Figure contents as structured data:
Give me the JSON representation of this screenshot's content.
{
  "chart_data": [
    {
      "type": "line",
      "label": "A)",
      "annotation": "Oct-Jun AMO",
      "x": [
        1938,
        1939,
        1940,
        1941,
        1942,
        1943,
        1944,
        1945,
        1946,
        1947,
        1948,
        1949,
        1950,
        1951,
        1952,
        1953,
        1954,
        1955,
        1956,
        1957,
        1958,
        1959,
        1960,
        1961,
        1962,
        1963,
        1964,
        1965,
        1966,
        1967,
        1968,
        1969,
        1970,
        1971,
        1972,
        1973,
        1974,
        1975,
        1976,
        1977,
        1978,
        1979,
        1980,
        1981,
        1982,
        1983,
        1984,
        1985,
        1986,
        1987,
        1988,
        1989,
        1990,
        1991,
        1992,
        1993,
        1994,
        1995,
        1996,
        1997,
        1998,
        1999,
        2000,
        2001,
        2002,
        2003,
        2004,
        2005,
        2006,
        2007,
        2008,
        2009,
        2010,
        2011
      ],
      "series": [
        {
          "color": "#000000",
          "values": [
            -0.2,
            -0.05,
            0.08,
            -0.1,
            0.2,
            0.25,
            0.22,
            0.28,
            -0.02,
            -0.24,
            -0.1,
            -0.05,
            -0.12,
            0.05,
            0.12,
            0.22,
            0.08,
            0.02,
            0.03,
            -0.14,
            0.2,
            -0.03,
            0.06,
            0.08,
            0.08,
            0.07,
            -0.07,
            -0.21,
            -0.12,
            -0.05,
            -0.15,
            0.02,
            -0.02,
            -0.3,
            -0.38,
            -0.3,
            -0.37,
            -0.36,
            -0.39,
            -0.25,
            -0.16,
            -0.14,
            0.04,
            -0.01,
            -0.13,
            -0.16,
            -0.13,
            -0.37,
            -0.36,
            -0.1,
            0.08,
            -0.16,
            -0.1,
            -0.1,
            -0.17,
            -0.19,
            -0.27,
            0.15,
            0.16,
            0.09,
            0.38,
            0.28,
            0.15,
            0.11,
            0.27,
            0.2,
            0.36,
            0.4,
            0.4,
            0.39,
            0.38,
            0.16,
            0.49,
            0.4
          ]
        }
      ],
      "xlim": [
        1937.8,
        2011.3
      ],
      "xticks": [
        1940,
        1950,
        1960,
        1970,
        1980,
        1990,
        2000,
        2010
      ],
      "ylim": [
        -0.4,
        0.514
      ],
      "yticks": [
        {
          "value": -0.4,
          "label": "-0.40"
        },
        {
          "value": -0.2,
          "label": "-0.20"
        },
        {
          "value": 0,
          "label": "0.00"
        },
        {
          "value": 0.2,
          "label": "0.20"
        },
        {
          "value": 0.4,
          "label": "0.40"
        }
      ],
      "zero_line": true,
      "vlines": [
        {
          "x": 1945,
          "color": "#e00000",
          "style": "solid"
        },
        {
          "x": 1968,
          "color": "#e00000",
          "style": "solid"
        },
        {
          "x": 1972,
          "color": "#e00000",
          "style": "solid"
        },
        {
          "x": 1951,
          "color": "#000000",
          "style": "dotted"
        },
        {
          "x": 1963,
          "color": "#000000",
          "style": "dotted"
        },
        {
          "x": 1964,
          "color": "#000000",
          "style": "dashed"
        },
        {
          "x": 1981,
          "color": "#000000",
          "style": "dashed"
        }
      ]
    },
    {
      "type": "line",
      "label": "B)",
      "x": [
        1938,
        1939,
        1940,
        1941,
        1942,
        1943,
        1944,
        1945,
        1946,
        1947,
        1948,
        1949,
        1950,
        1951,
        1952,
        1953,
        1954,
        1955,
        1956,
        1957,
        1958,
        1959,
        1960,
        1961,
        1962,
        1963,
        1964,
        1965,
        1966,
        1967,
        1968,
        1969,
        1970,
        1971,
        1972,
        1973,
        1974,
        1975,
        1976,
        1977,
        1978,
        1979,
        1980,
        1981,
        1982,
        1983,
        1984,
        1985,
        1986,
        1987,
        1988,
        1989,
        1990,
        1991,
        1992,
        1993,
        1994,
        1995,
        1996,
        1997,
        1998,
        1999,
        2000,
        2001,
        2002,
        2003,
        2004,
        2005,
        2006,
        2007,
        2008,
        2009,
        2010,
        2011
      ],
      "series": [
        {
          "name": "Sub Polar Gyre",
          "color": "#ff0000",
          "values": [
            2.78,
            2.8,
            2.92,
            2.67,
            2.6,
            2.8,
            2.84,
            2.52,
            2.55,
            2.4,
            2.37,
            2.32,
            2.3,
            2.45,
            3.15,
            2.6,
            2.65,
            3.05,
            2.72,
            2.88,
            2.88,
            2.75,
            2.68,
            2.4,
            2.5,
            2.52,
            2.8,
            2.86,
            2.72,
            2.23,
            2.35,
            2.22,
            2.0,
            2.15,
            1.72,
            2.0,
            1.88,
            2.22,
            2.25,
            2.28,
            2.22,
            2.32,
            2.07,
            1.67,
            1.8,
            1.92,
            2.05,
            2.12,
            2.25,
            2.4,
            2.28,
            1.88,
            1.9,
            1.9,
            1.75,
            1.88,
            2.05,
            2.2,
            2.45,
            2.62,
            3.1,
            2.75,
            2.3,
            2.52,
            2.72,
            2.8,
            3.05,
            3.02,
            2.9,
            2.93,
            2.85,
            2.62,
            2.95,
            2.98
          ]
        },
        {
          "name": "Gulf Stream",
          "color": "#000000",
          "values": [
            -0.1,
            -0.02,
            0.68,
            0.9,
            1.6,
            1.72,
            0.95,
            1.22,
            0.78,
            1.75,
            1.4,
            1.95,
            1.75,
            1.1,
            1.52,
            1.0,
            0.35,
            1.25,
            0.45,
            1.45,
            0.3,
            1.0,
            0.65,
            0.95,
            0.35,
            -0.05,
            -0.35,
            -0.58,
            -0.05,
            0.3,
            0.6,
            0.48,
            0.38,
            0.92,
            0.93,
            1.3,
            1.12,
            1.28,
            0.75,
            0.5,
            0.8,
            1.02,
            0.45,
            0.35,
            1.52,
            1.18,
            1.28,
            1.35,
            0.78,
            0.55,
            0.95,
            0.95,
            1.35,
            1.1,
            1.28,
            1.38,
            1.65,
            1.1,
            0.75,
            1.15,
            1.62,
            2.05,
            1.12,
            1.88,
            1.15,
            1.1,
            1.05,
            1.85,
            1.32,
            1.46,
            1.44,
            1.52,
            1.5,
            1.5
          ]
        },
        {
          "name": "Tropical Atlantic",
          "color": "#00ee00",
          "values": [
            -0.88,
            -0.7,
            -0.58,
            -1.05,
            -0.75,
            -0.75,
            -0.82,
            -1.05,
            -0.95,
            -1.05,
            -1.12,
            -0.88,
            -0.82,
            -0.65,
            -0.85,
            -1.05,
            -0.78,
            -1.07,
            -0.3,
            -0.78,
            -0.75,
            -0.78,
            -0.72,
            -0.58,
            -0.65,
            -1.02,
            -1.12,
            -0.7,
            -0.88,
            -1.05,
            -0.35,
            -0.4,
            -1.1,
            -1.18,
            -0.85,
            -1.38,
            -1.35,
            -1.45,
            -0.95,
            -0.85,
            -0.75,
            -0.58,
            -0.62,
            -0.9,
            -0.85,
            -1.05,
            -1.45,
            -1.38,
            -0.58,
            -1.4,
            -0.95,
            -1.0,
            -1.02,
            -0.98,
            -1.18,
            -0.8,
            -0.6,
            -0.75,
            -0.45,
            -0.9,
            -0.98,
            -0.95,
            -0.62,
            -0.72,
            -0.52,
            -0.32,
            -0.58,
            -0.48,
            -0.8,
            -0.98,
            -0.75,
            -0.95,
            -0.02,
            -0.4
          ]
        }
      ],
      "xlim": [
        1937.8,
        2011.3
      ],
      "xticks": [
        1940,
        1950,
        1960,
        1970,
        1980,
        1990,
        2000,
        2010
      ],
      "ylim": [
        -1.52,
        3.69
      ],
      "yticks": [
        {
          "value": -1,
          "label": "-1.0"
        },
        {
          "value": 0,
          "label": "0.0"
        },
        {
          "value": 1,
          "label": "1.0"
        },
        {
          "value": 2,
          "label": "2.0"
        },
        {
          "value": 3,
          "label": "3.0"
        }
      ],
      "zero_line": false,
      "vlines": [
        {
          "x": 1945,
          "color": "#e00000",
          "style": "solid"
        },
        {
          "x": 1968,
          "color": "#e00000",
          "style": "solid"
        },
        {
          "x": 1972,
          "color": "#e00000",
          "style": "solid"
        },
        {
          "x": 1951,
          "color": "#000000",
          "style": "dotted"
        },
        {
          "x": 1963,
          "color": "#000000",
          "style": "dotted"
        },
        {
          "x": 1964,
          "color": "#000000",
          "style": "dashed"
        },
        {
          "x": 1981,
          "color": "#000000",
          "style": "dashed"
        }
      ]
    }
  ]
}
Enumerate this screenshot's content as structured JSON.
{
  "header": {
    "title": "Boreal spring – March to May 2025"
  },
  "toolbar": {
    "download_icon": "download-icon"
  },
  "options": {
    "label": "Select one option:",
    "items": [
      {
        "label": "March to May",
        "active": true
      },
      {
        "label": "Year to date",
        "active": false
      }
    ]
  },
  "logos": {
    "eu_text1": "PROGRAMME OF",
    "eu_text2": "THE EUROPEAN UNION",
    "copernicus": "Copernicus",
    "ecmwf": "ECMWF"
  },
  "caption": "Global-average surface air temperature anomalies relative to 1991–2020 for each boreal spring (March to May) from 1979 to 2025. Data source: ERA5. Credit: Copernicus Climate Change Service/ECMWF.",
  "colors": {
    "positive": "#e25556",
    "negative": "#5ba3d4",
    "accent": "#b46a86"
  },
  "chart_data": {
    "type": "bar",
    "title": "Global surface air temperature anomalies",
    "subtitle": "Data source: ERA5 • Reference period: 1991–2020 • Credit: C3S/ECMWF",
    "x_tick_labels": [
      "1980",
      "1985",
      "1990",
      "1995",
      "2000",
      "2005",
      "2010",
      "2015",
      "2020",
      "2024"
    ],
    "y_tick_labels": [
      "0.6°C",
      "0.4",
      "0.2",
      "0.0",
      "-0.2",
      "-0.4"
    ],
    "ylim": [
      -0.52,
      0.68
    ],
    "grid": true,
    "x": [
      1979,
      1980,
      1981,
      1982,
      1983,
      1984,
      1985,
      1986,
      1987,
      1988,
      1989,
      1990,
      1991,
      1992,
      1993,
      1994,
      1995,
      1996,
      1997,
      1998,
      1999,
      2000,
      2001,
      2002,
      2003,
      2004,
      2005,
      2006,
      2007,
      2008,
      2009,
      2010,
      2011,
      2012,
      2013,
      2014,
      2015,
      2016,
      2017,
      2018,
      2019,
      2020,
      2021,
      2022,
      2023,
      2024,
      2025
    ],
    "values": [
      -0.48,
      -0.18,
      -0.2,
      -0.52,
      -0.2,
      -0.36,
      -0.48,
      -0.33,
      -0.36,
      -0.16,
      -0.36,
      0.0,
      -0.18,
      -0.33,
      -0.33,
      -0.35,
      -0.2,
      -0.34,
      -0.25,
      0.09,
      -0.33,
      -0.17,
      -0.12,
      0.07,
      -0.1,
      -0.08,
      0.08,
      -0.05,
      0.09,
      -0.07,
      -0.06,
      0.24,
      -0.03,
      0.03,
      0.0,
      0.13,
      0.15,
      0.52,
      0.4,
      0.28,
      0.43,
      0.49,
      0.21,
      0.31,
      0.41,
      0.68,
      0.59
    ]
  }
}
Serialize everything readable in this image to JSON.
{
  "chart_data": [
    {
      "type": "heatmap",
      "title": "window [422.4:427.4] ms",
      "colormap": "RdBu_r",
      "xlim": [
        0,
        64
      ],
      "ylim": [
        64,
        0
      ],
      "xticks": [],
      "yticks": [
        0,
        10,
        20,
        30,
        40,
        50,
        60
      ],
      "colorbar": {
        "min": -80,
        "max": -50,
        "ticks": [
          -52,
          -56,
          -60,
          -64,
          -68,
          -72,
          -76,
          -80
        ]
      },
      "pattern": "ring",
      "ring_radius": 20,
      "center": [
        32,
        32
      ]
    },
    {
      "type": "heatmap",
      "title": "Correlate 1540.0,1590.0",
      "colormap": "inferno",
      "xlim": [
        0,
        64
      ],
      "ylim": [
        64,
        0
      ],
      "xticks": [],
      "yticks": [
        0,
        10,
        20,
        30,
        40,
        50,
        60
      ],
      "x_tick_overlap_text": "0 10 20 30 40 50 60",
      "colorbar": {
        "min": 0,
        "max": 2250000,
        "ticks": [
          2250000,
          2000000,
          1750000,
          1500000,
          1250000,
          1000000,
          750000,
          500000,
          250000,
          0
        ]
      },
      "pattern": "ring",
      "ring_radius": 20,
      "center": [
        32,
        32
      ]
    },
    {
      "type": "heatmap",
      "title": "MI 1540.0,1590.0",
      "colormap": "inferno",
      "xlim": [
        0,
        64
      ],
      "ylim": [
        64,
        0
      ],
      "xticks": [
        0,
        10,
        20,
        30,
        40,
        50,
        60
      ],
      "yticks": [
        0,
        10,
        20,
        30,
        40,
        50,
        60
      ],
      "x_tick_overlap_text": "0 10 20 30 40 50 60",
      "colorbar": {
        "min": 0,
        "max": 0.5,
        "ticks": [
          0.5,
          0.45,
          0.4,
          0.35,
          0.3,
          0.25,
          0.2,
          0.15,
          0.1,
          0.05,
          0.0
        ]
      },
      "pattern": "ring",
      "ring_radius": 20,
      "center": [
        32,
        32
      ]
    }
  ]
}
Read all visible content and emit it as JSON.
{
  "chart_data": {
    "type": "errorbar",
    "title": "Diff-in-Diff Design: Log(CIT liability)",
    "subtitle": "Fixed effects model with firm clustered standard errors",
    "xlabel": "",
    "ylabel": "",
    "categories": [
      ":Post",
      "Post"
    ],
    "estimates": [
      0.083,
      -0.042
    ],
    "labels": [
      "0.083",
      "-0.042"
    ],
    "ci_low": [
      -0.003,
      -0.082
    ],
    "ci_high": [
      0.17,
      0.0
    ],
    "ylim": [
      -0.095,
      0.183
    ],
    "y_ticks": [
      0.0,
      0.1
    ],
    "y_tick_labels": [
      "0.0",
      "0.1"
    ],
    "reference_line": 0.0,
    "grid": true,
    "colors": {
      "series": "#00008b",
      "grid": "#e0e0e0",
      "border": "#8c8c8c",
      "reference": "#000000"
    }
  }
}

The problem: From the listing above, pick out every line containing "Credit".

The response:
  "caption": "Global-average surface air temperature anomalies relative to 1991–2020 for each boreal spring (March to May) from 1979 to 2025. Data source: ERA5. Credit: Copernicus Climate Change Service/ECMWF.",
    "subtitle": "Data source: ERA5 • Reference period: 1991–2020 • Credit: C3S/ECMWF",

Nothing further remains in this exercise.